* Stated goal
How many lines in these records hold the string "velocidades"? State only that number.

-- start of Rows --

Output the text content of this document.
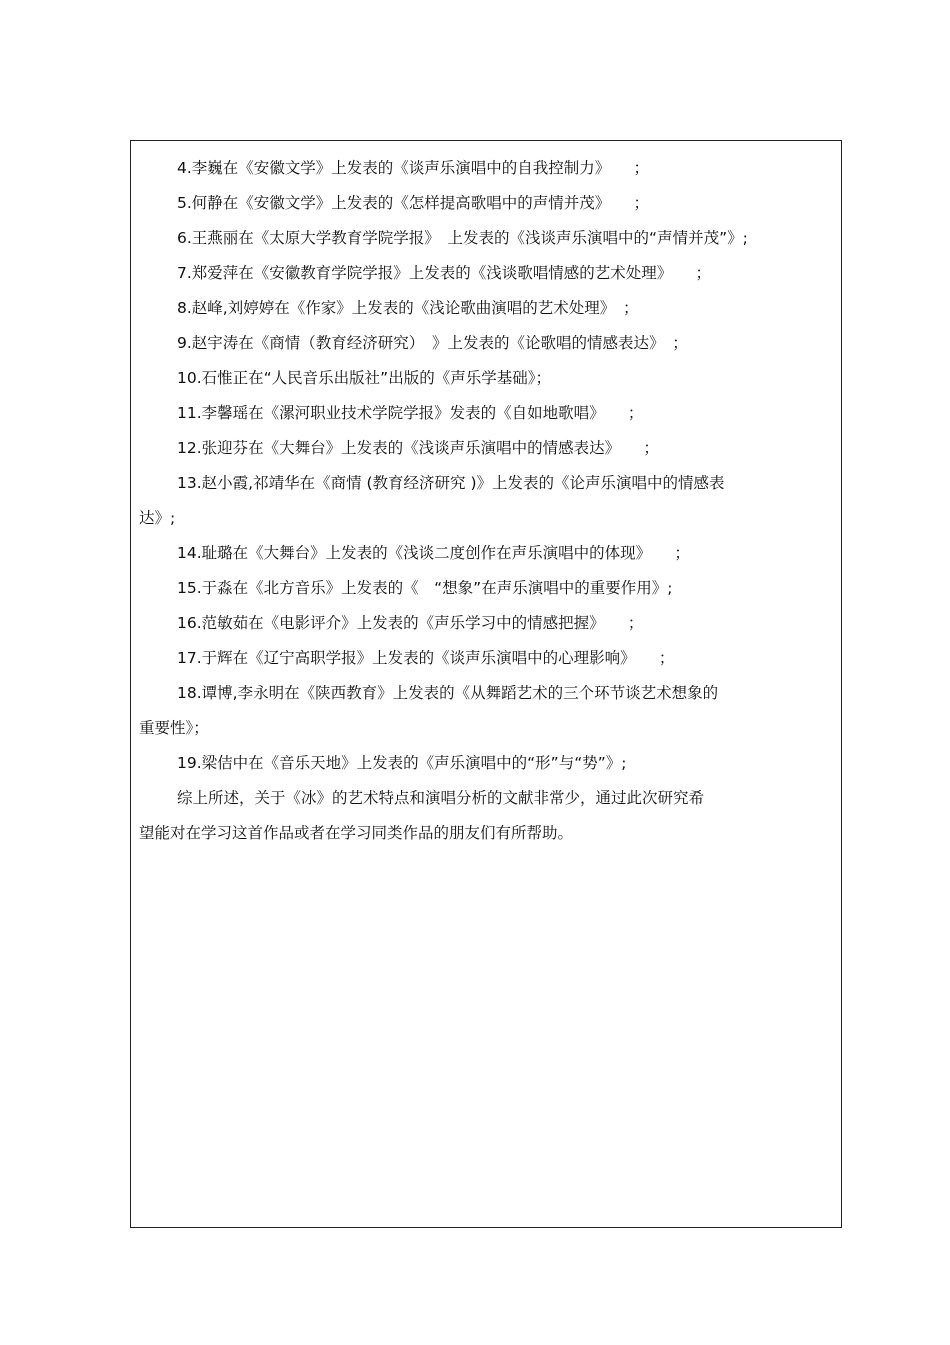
4.李巍在《安徽文学》上发表的《谈声乐演唱中的自我控制力》　　；
5.何静在《安徽文学》上发表的《怎样提高歌唱中的声情并茂》　　；
6.王燕丽在《太原大学教育学院学报》　上发表的《浅谈声乐演唱中的“声情并茂”》;
7.郑爱萍在《安徽教育学院学报》上发表的《浅谈歌唱情感的艺术处理》　　；
8.赵峰,刘婷婷在《作家》上发表的《浅论歌曲演唱的艺术处理》　；
9.赵宇涛在《商情（教育经济研究）　》上发表的《论歌唱的情感表达》　；
10.石惟正在“人民音乐出版社”出版的《声乐学基础》；
11.李馨瑶在《漯河职业技术学院学报》发表的《自如地歌唱》　　；
12.张迎芬在《大舞台》上发表的《浅谈声乐演唱中的情感表达》　　；
13.赵小霞,祁靖华在《商情 (教育经济研究 )》上发表的《论声乐演唱中的情感表
达》;
14.耻璐在《大舞台》上发表的《浅谈二度创作在声乐演唱中的体现》　　；
15.于淼在《北方音乐》上发表的《　“想象”在声乐演唱中的重要作用》;
16.范敏茹在《电影评介》上发表的《声乐学习中的情感把握》　　；
17.于辉在《辽宁高职学报》上发表的《谈声乐演唱中的心理影响》　　；
18.谭博,李永明在《陕西教育》上发表的《从舞蹈艺术的三个环节谈艺术想象的
重要性》；
19.梁佶中在《音乐天地》上发表的《声乐演唱中的“形”与“势”》;
综上所述，关于《冰》的艺术特点和演唱分析的文献非常少，通过此次研究希
望能对在学习这首作品或者在学习同类作品的朋友们有所帮助。
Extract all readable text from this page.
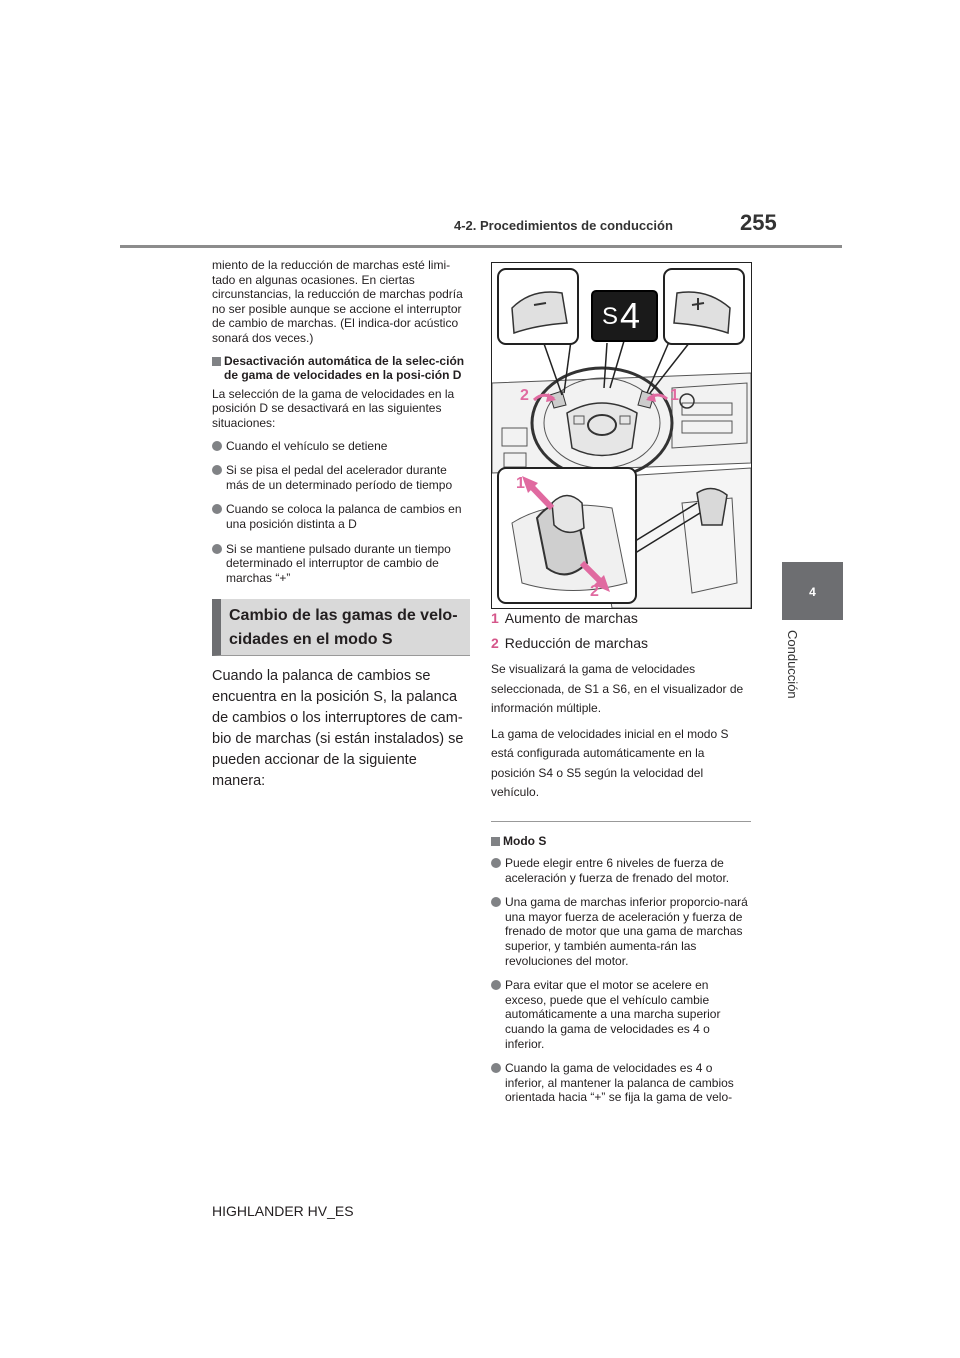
4-2. Procedimientos de conducción	255
4
Conducción

miento de la reducción de marchas esté limi-tado en algunas ocasiones. En ciertas circunstancias, la reducción de marchas podría no ser posible aunque se accione el interruptor de cambio de marchas. (El indica-dor acústico sonará dos veces.)

Desactivación automática de la selec-ción de gama de velocidades en la posi-ción D

La selección de la gama de velocidades en la posición D se desactivará en las siguientes situaciones:

Cuando el vehículo se detiene
Si se pisa el pedal del acelerador durante más de un determinado período de tiempo
Cuando se coloca la palanca de cambios en una posición distinta a D
Si se mantiene pulsado durante un tiempo determinado el interruptor de cambio de marchas “+”
Cambio de las gamas de velo-cidades en el modo S

Cuando la palanca de cambios se encuentra en la posición S, la palanca de cambios o los interruptores de cam-bio de marchas (si están instalados) se pueden accionar de la siguiente manera:

S 4
2	1
1
2
1 Aumento de marchas
2 Reducción de marchas

Se visualizará la gama de velocidades seleccionada, de S1 a S6, en el visualizador de información múltiple.

La gama de velocidades inicial en el modo S está configurada automáticamente en la posición S4 o S5 según la velocidad del vehículo.

Modo S
Puede elegir entre 6 niveles de fuerza de aceleración y fuerza de frenado del motor.
Una gama de marchas inferior proporcio-nará una mayor fuerza de aceleración y fuerza de frenado de motor que una gama de marchas superior, y también aumenta-rán las revoluciones del motor.
Para evitar que el motor se acelere en exceso, puede que el vehículo cambie automáticamente a una marcha superior cuando la gama de velocidades es 4 o inferior.
Cuando la gama de velocidades es 4 o inferior, al mantener la palanca de cambios orientada hacia “+” se fija la gama de velo-
HIGHLANDER HV_ES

-- end of Rows --

* Solution for this problem
6